[Entries from a visual dataset]
:::

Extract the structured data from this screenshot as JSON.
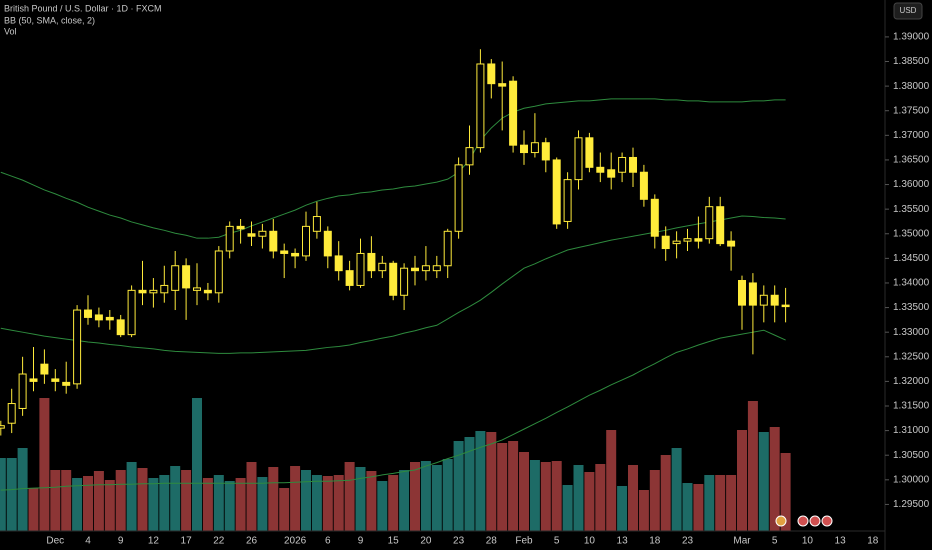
{
  "chart_data": {
    "type": "candlestick",
    "title": "British Pound / U.S. Dollar · 1D · FXCM",
    "indicator_label": "BB (50, SMA, close, 2)",
    "volume_label": "Vol",
    "currency_button": "USD",
    "categories": [
      null,
      null,
      null,
      null,
      null,
      "Dec",
      null,
      null,
      "4",
      null,
      null,
      "9",
      null,
      null,
      "12",
      null,
      null,
      "17",
      null,
      null,
      "22",
      null,
      null,
      "26",
      null,
      null,
      null,
      "2026",
      null,
      null,
      "6",
      null,
      null,
      "9",
      null,
      null,
      "15",
      null,
      null,
      "20",
      null,
      null,
      "23",
      null,
      null,
      "28",
      null,
      null,
      "Feb",
      null,
      null,
      "5",
      null,
      null,
      "10",
      null,
      null,
      "13",
      null,
      null,
      "18",
      null,
      null,
      "23",
      null,
      null,
      null,
      null,
      "Mar",
      null,
      null,
      "5",
      null,
      null,
      "10",
      null,
      null,
      "13",
      null,
      null,
      "18"
    ],
    "open": [
      1.3105,
      1.3115,
      1.3145,
      1.3205,
      1.3235,
      1.3205,
      1.3198,
      1.3195,
      1.3345,
      1.3335,
      1.333,
      1.3325,
      1.3295,
      1.3385,
      1.338,
      1.338,
      1.3385,
      1.3435,
      1.3385,
      1.3385,
      1.338,
      1.3465,
      1.3515,
      1.35,
      1.3495,
      1.3505,
      1.3465,
      1.346,
      1.3455,
      1.3505,
      1.3505,
      1.3455,
      1.3425,
      1.3395,
      1.346,
      1.3425,
      1.344,
      1.3375,
      1.343,
      1.3425,
      1.3425,
      1.3435,
      1.3505,
      1.364,
      1.3675,
      1.3845,
      1.3805,
      1.381,
      1.368,
      1.3665,
      1.3685,
      1.365,
      1.3525,
      1.361,
      1.3695,
      1.3635,
      1.363,
      1.3625,
      1.3655,
      1.3625,
      1.357,
      1.3495,
      1.348,
      1.3485,
      1.349,
      1.349,
      1.3555,
      1.3485,
      1.3405,
      1.34,
      1.3355,
      1.3375,
      1.3355,
      null,
      null,
      null,
      null,
      null,
      null,
      null,
      null
    ],
    "high": [
      1.312,
      1.3185,
      1.325,
      1.327,
      1.3265,
      1.3225,
      1.324,
      1.3355,
      1.3375,
      1.335,
      1.3345,
      1.3335,
      1.3395,
      1.3445,
      1.341,
      1.3435,
      1.3465,
      1.345,
      1.344,
      1.34,
      1.3475,
      1.3525,
      1.353,
      1.3525,
      1.352,
      1.353,
      1.348,
      1.347,
      1.3545,
      1.3565,
      1.3515,
      1.3485,
      1.3445,
      1.349,
      1.3495,
      1.3455,
      1.3445,
      1.344,
      1.3455,
      1.3475,
      1.3455,
      1.351,
      1.3655,
      1.372,
      1.3875,
      1.3855,
      1.385,
      1.382,
      1.371,
      1.3745,
      1.3695,
      1.3655,
      1.3625,
      1.371,
      1.3705,
      1.3665,
      1.3665,
      1.3665,
      1.3675,
      1.364,
      1.358,
      1.3515,
      1.3505,
      1.351,
      1.3535,
      1.3575,
      1.3575,
      1.3505,
      1.3415,
      1.342,
      1.3395,
      1.3395,
      1.339,
      null,
      null,
      null,
      null,
      null,
      null,
      null,
      null
    ],
    "low": [
      1.309,
      1.3095,
      1.313,
      1.318,
      1.3195,
      1.318,
      1.3175,
      1.3185,
      1.3315,
      1.331,
      1.3305,
      1.329,
      1.329,
      1.3355,
      1.335,
      1.336,
      1.3345,
      1.3325,
      1.3355,
      1.3365,
      1.336,
      1.345,
      1.348,
      1.3475,
      1.347,
      1.345,
      1.341,
      1.343,
      1.3445,
      1.349,
      1.343,
      1.3405,
      1.3385,
      1.339,
      1.341,
      1.341,
      1.3365,
      1.3345,
      1.3395,
      1.3405,
      1.341,
      1.341,
      1.349,
      1.362,
      1.3665,
      1.3775,
      1.371,
      1.3665,
      1.364,
      1.3655,
      1.3625,
      1.351,
      1.351,
      1.359,
      1.3625,
      1.3605,
      1.359,
      1.3605,
      1.3595,
      1.3555,
      1.347,
      1.3445,
      1.345,
      1.3465,
      1.347,
      1.348,
      1.3475,
      1.3425,
      1.3305,
      1.3255,
      1.332,
      1.332,
      1.332,
      null,
      null,
      null,
      null,
      null,
      null,
      null,
      null
    ],
    "close": [
      1.311,
      1.3155,
      1.3215,
      1.32,
      1.3215,
      1.32,
      1.3192,
      1.3345,
      1.333,
      1.3325,
      1.3325,
      1.3295,
      1.3385,
      1.338,
      1.3385,
      1.3395,
      1.3435,
      1.339,
      1.339,
      1.338,
      1.3465,
      1.3515,
      1.351,
      1.3495,
      1.3505,
      1.3465,
      1.346,
      1.3455,
      1.3515,
      1.3535,
      1.3455,
      1.3425,
      1.3395,
      1.346,
      1.3425,
      1.344,
      1.3375,
      1.343,
      1.3425,
      1.3435,
      1.3435,
      1.3505,
      1.364,
      1.3675,
      1.3845,
      1.3805,
      1.38,
      1.368,
      1.3665,
      1.3685,
      1.365,
      1.352,
      1.361,
      1.3695,
      1.3635,
      1.3625,
      1.3615,
      1.3655,
      1.3625,
      1.357,
      1.3495,
      1.347,
      1.3485,
      1.349,
      1.3485,
      1.3555,
      1.348,
      1.3475,
      1.3355,
      1.3355,
      1.3375,
      1.3355,
      1.3352,
      null,
      null,
      null,
      null,
      null,
      null,
      null,
      null
    ],
    "volume": [
      73,
      73,
      83,
      43,
      133,
      61,
      61,
      53,
      55,
      60,
      51,
      61,
      69,
      63,
      53,
      56,
      65,
      61,
      133,
      53,
      56,
      50,
      53,
      69,
      54,
      64,
      43,
      65,
      61,
      56,
      55,
      56,
      69,
      64,
      60,
      50,
      56,
      61,
      69,
      70,
      66,
      72,
      90,
      94,
      100,
      99,
      88,
      90,
      79,
      71,
      69,
      70,
      46,
      66,
      59,
      67,
      101,
      45,
      66,
      41,
      61,
      76,
      83,
      48,
      47,
      56,
      56,
      56,
      101,
      130,
      99,
      104,
      78,
      null,
      null,
      null,
      null,
      null,
      null,
      null,
      null
    ],
    "bands": [
      {
        "color": "#2e8b3e",
        "values": [
          1.3625,
          1.3617,
          1.3609,
          1.3599,
          1.3589,
          1.3581,
          1.3572,
          1.3564,
          1.3554,
          1.3546,
          1.3538,
          1.3532,
          1.3524,
          1.3518,
          1.3512,
          1.3507,
          1.3501,
          1.3497,
          1.3491,
          1.3491,
          1.3493,
          1.3501,
          1.3507,
          1.3516,
          1.3524,
          1.3532,
          1.354,
          1.3548,
          1.3558,
          1.3566,
          1.3572,
          1.3577,
          1.3579,
          1.3583,
          1.3585,
          1.3589,
          1.3591,
          1.3595,
          1.3597,
          1.3601,
          1.3605,
          1.3611,
          1.3625,
          1.365,
          1.369,
          1.3715,
          1.3735,
          1.3747,
          1.3755,
          1.3759,
          1.3764,
          1.3766,
          1.3768,
          1.377,
          1.377,
          1.3772,
          1.3774,
          1.3774,
          1.3774,
          1.3774,
          1.3774,
          1.3772,
          1.3772,
          1.377,
          1.377,
          1.3768,
          1.3768,
          1.3768,
          1.3768,
          1.377,
          1.377,
          1.3772,
          1.3772,
          null,
          null,
          null,
          null,
          null,
          null,
          null,
          null
        ]
      },
      {
        "color": "#2e8b3e",
        "values": [
          1.3308,
          1.3304,
          1.33,
          1.3296,
          1.3292,
          1.3289,
          1.3286,
          1.3283,
          1.328,
          1.3278,
          1.3275,
          1.3273,
          1.327,
          1.3268,
          1.3266,
          1.3263,
          1.3261,
          1.326,
          1.3259,
          1.3258,
          1.3257,
          1.3257,
          1.3258,
          1.3258,
          1.3259,
          1.326,
          1.3261,
          1.3262,
          1.3263,
          1.3266,
          1.3269,
          1.3271,
          1.3274,
          1.3279,
          1.3283,
          1.3288,
          1.3292,
          1.3298,
          1.3303,
          1.3309,
          1.3314,
          1.3327,
          1.334,
          1.3352,
          1.3365,
          1.3381,
          1.3398,
          1.3414,
          1.343,
          1.3439,
          1.3449,
          1.3458,
          1.3467,
          1.3472,
          1.3477,
          1.3482,
          1.3487,
          1.3491,
          1.3495,
          1.3499,
          1.3503,
          1.3507,
          1.3512,
          1.3516,
          1.352,
          1.3524,
          1.3528,
          1.3532,
          1.3536,
          1.3535,
          1.3533,
          1.3532,
          1.353,
          null,
          null,
          null,
          null,
          null,
          null,
          null,
          null
        ]
      },
      {
        "color": "#2e8b3e",
        "values": [
          1.2979,
          1.298,
          1.2982,
          1.2983,
          1.2984,
          1.2985,
          1.2987,
          1.2988,
          1.2989,
          1.299,
          1.299,
          1.2991,
          1.2991,
          1.2992,
          1.2992,
          1.2993,
          1.2993,
          1.2993,
          1.2993,
          1.2993,
          1.2993,
          1.2993,
          1.2993,
          1.2993,
          1.2993,
          1.2994,
          1.2994,
          1.2995,
          1.2996,
          1.2997,
          1.2997,
          1.2998,
          1.2999,
          1.3003,
          1.3006,
          1.301,
          1.3013,
          1.3017,
          1.302,
          1.3028,
          1.3035,
          1.3043,
          1.305,
          1.3058,
          1.3066,
          1.3073,
          1.3081,
          1.3092,
          1.3103,
          1.3114,
          1.3125,
          1.3137,
          1.3148,
          1.316,
          1.3172,
          1.3182,
          1.3193,
          1.3203,
          1.3213,
          1.3225,
          1.3236,
          1.3248,
          1.3259,
          1.3266,
          1.3274,
          1.3281,
          1.3288,
          1.3292,
          1.3296,
          1.33,
          1.3304,
          1.3294,
          1.3284,
          null,
          null,
          null,
          null,
          null,
          null,
          null,
          null
        ]
      }
    ],
    "up_color": "#ffeb3b",
    "up_fill": "#000000",
    "down_color": "#ffeb3b",
    "volume_up_color": "#1d6b66",
    "volume_down_color": "#8c3535",
    "ylim": [
      1.2896,
      1.3975
    ],
    "yticks": [
      {
        "value": 1.295,
        "label": "1.29500"
      },
      {
        "value": 1.3,
        "label": "1.30000"
      },
      {
        "value": 1.305,
        "label": "1.30500"
      },
      {
        "value": 1.31,
        "label": "1.31000"
      },
      {
        "value": 1.315,
        "label": "1.31500"
      },
      {
        "value": 1.32,
        "label": "1.32000"
      },
      {
        "value": 1.325,
        "label": "1.32500"
      },
      {
        "value": 1.33,
        "label": "1.33000"
      },
      {
        "value": 1.335,
        "label": "1.33500"
      },
      {
        "value": 1.34,
        "label": "1.34000"
      },
      {
        "value": 1.345,
        "label": "1.34500"
      },
      {
        "value": 1.35,
        "label": "1.35000"
      },
      {
        "value": 1.355,
        "label": "1.35500"
      },
      {
        "value": 1.36,
        "label": "1.36000"
      },
      {
        "value": 1.365,
        "label": "1.36500"
      },
      {
        "value": 1.37,
        "label": "1.37000"
      },
      {
        "value": 1.375,
        "label": "1.37500"
      },
      {
        "value": 1.38,
        "label": "1.38000"
      },
      {
        "value": 1.385,
        "label": "1.38500"
      },
      {
        "value": 1.39,
        "label": "1.39000"
      }
    ],
    "grid": false
  }
}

:::

» Directive: What is the number of lines in this material that hold the string "close"? Answer with that number only.

» Correct answer: 2